** begin Dataset entries **
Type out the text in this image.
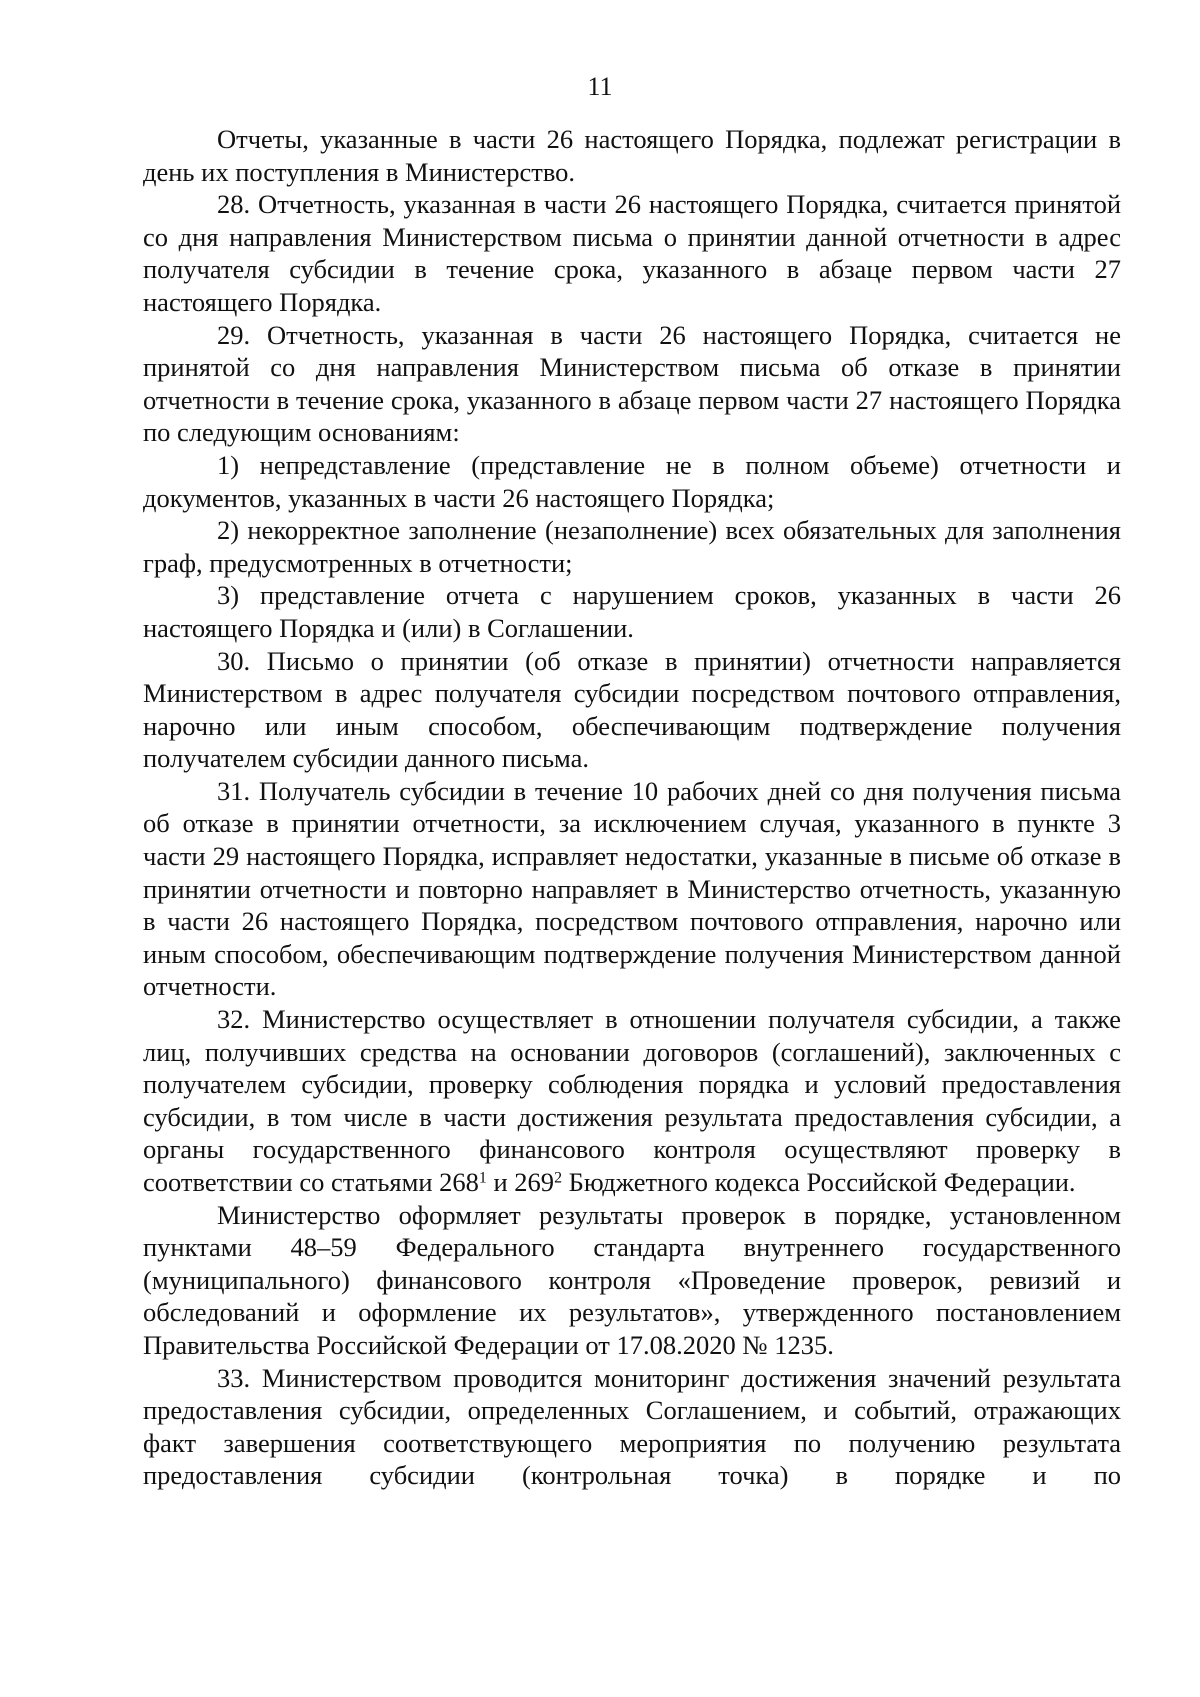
11

Отчеты, указанные в части 26 настоящего Порядка, подлежат регистрации в день их поступления в Министерство.

28. Отчетность, указанная в части 26 настоящего Порядка, считается принятой со дня направления Министерством письма о принятии данной отчетности в адрес получателя субсидии в течение срока, указанного в абзаце первом части 27 настоящего Порядка.

29. Отчетность, указанная в части 26 настоящего Порядка, считается не принятой со дня направления Министерством письма об отказе в принятии отчетности в течение срока, указанного в абзаце первом части 27 настоящего Порядка по следующим основаниям:

1) непредставление (представление не в полном объеме) отчетности и документов, указанных в части 26 настоящего Порядка;

2) некорректное заполнение (незаполнение) всех обязательных для заполнения граф, предусмотренных в отчетности;

3) представление отчета с нарушением сроков, указанных в части 26 настоящего Порядка и (или) в Соглашении.

30. Письмо о принятии (об отказе в принятии) отчетности направляется Министерством в адрес получателя субсидии посредством почтового отправления, нарочно или иным способом, обеспечивающим подтверждение получения получателем субсидии данного письма.

31. Получатель субсидии в течение 10 рабочих дней со дня получения письма об отказе в принятии отчетности, за исключением случая, указанного в пункте 3 части 29 настоящего Порядка, исправляет недостатки, указанные в письме об отказе в принятии отчетности и повторно направляет в Министерство отчетность, указанную в части 26 настоящего Порядка, посредством почтового отправления, нарочно или иным способом, обеспечивающим подтверждение получения Министерством данной отчетности.

32. Министерство осуществляет в отношении получателя субсидии, а также лиц, получивших средства на основании договоров (соглашений), заключенных с получателем субсидии, проверку соблюдения порядка и условий предоставления субсидии, в том числе в части достижения результата предоставления субсидии, а органы государственного финансового контроля осуществляют проверку в соответствии со статьями $268^1$ и $269^2$ Бюджетного кодекса Российской Федерации.

Министерство оформляет результаты проверок в порядке, установленном пунктами 48–59 Федерального стандарта внутреннего государственного (муниципального) финансового контроля «Проведение проверок, ревизий и обследований и оформление их результатов», утвержденного постановлением Правительства Российской Федерации от 17.08.2020 № 1235.

33. Министерством проводится мониторинг достижения значений результата предоставления субсидии, определенных Соглашением, и событий, отражающих факт завершения соответствующего мероприятия по получению результата предоставления субсидии (контрольная точка) в порядке и по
** end Dataset entries **
* [What needs to be done] Collect the complete line wherever the string "срока" appears in the records.

* [The response]
28. Отчетность, указанная в части 26 настоящего Порядка, считается принятой со дня направления Министерством письма о принятии данной отчетности в адрес получателя субсидии в течение срока, указанного в абзаце первом части 27 настоящего Порядка.
29. Отчетность, указанная в части 26 настоящего Порядка, считается не принятой со дня направления Министерством письма об отказе в принятии отчетности в течение срока, указанного в абзаце первом части 27 настоящего Порядка по следующим основаниям:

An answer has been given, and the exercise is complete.